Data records
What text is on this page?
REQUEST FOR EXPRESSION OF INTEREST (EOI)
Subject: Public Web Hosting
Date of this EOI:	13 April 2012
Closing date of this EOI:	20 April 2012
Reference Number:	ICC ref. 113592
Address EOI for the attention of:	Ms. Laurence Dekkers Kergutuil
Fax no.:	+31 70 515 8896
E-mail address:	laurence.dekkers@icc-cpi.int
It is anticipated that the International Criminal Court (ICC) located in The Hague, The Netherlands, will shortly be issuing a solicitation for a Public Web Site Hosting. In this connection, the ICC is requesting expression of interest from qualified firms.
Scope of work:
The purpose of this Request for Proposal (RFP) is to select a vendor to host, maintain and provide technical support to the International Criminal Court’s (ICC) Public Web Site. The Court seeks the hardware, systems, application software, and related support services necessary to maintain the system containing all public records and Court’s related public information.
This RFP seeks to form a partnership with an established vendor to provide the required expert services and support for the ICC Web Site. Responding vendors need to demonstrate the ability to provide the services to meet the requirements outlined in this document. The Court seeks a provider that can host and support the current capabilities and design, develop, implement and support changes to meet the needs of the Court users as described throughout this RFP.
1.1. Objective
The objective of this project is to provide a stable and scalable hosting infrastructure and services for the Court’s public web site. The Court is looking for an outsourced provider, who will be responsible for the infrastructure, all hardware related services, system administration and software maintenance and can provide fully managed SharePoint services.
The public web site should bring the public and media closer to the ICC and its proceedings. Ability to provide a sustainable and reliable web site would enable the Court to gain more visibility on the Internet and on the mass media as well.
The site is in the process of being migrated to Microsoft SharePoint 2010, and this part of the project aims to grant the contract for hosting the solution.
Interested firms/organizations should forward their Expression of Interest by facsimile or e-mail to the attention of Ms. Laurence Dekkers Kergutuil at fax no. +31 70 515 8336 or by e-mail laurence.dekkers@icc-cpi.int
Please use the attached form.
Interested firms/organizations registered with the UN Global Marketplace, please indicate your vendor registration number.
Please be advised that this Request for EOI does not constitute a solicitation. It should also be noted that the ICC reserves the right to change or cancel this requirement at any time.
* * *
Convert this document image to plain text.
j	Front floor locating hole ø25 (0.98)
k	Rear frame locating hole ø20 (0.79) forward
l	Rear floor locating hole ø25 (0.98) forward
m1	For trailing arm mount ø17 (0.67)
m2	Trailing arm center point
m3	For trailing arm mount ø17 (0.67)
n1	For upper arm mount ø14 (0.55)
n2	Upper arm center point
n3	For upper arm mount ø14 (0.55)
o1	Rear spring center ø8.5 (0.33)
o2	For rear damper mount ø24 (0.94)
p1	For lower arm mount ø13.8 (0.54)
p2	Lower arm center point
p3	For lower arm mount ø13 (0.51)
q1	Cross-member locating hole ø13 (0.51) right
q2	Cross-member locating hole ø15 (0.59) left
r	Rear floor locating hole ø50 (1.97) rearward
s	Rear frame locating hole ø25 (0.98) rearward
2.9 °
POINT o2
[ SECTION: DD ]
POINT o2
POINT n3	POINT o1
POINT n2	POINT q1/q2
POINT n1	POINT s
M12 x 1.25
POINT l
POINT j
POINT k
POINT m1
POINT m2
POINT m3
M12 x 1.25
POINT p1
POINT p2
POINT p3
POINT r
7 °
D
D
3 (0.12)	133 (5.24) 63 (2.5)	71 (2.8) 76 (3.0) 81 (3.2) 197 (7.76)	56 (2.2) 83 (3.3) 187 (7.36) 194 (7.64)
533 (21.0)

What to do: Take every line that includes the string "project" and copy it.

Solution to the exercise:
The objective of this project is to provide a stable and scalable hosting infrastructure and services for the Court’s public web site. The Court is looking for an outsourced provider, who will be responsible for the infrastructure, all hardware related services, system administration and software maintenance and can provide fully managed SharePoint services.
The site is in the process of being migrated to Microsoft SharePoint 2010, and this part of the project aims to grant the contract for hosting the solution.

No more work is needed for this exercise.